_Required work_
Output every line of the items below as a numbered list, leaving out any blank lines.

++++ Material

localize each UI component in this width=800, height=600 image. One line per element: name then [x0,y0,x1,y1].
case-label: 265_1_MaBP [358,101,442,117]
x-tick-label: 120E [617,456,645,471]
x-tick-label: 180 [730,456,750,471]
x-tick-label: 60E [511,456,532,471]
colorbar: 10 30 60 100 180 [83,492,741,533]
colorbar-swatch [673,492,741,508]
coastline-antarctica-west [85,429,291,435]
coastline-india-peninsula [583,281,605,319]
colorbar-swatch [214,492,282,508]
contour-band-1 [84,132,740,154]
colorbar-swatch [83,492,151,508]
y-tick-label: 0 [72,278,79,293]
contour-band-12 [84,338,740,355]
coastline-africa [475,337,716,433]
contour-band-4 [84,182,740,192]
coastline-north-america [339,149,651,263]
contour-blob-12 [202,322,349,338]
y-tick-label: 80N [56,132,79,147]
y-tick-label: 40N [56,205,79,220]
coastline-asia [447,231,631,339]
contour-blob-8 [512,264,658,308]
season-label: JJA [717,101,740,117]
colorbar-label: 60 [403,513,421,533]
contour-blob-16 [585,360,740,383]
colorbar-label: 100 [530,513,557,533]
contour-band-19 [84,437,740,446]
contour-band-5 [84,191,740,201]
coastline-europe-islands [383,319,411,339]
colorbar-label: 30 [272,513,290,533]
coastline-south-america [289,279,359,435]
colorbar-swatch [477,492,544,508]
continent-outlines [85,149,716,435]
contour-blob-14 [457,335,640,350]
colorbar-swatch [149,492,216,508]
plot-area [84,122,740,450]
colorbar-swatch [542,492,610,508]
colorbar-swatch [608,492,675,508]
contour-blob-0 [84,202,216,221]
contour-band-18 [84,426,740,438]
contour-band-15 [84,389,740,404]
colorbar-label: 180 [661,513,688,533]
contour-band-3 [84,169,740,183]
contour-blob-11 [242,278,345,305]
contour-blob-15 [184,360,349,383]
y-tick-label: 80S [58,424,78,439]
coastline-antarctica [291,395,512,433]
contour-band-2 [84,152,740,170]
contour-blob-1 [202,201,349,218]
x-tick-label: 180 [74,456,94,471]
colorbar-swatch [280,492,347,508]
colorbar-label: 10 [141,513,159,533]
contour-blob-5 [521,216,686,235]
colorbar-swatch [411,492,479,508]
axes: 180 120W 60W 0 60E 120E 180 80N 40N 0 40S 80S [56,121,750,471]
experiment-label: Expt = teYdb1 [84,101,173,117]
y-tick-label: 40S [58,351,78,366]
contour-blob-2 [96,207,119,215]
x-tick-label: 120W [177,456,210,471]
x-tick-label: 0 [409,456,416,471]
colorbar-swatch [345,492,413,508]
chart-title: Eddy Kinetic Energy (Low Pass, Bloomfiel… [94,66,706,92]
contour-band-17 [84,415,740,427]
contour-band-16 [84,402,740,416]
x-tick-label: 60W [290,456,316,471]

++++++++

_Exercise solution_
1. localize each UI component in this width=800, height=600 image. One line per element: name then [x0,y0,x1,y1].
2. case-label: 265_1_MaBP [358,101,442,117]
3. x-tick-label: 120E [617,456,645,471]
4. x-tick-label: 180 [730,456,750,471]
5. x-tick-label: 60E [511,456,532,471]
6. colorbar: 10 30 60 100 180 [83,492,741,533]
7. colorbar-swatch [673,492,741,508]
8. coastline-antarctica-west [85,429,291,435]
9. coastline-india-peninsula [583,281,605,319]
10. colorbar-swatch [214,492,282,508]
11. contour-band-1 [84,132,740,154]
12. colorbar-swatch [83,492,151,508]
13. y-tick-label: 0 [72,278,79,293]
14. contour-band-12 [84,338,740,355]
15. coastline-africa [475,337,716,433]
16. contour-band-4 [84,182,740,192]
17. coastline-north-america [339,149,651,263]
18. contour-blob-12 [202,322,349,338]
19. y-tick-label: 80N [56,132,79,147]
20. y-tick-label: 40N [56,205,79,220]
21. coastline-asia [447,231,631,339]
22. contour-blob-8 [512,264,658,308]
23. season-label: JJA [717,101,740,117]
24. colorbar-label: 60 [403,513,421,533]
25. contour-blob-16 [585,360,740,383]
26. colorbar-label: 100 [530,513,557,533]
27. contour-band-19 [84,437,740,446]
28. contour-band-5 [84,191,740,201]
29. coastline-europe-islands [383,319,411,339]
30. colorbar-label: 30 [272,513,290,533]
31. coastline-south-america [289,279,359,435]
32. colorbar-swatch [477,492,544,508]
33. continent-outlines [85,149,716,435]
34. contour-blob-14 [457,335,640,350]
35. colorbar-swatch [149,492,216,508]
36. plot-area [84,122,740,450]
37. colorbar-swatch [542,492,610,508]
38. colorbar-swatch [608,492,675,508]
39. contour-blob-0 [84,202,216,221]
40. contour-band-18 [84,426,740,438]
41. contour-band-15 [84,389,740,404]
42. colorbar-label: 180 [661,513,688,533]
43. contour-band-3 [84,169,740,183]
44. contour-blob-11 [242,278,345,305]
45. contour-blob-15 [184,360,349,383]
46. y-tick-label: 80S [58,424,78,439]
47. coastline-antarctica [291,395,512,433]
48. contour-band-2 [84,152,740,170]
49. contour-blob-1 [202,201,349,218]
50. x-tick-label: 180 [74,456,94,471]
51. colorbar-swatch [280,492,347,508]
52. colorbar-label: 10 [141,513,159,533]
53. contour-blob-5 [521,216,686,235]
54. colorbar-swatch [411,492,479,508]
55. axes: 180 120W 60W 0 60E 120E 180 80N 40N 0 40S 80S [56,121,750,471]
56. experiment-label: Expt = teYdb1 [84,101,173,117]
57. y-tick-label: 40S [58,351,78,366]
58. contour-blob-2 [96,207,119,215]
59. x-tick-label: 120W [177,456,210,471]
60. x-tick-label: 0 [409,456,416,471]
61. colorbar-swatch [345,492,413,508]
62. chart-title: Eddy Kinetic Energy (Low Pass, Bloomfiel… [94,66,706,92]
63. contour-band-17 [84,415,740,427]
64. contour-band-16 [84,402,740,416]
65. x-tick-label: 60W [290,456,316,471]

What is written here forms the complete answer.